[start of Given records]

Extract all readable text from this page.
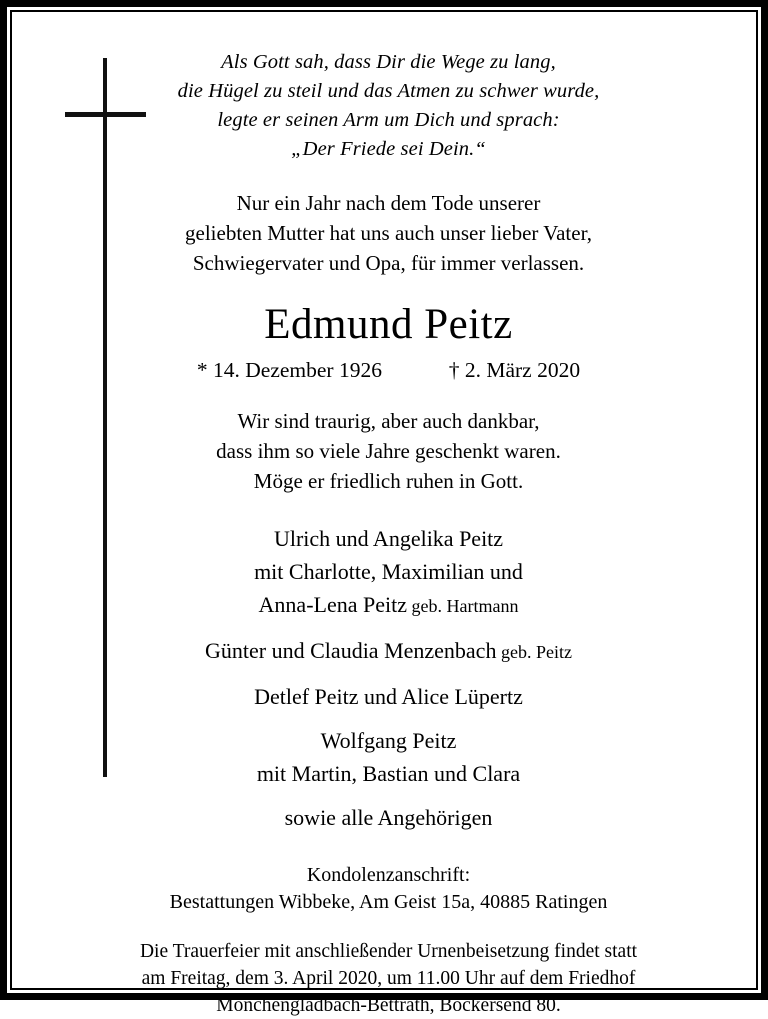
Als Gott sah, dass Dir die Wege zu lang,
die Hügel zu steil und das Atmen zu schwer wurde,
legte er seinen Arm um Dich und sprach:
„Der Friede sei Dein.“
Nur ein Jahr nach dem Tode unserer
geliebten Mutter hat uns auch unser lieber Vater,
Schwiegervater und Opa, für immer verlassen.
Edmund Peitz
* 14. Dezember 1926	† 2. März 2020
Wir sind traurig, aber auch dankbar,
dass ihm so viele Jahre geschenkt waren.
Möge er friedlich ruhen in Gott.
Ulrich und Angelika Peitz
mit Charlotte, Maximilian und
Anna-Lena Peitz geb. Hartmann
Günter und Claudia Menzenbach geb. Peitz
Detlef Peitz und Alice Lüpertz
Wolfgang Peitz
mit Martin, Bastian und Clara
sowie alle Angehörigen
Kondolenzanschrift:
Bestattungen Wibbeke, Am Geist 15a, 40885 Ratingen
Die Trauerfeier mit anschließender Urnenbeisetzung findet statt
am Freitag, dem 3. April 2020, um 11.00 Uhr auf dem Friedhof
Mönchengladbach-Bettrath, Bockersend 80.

[end of Given records]

Your goal: Give the count of lines in the data shown above that contain "Gott", and nothing else.

Answer for the task: 2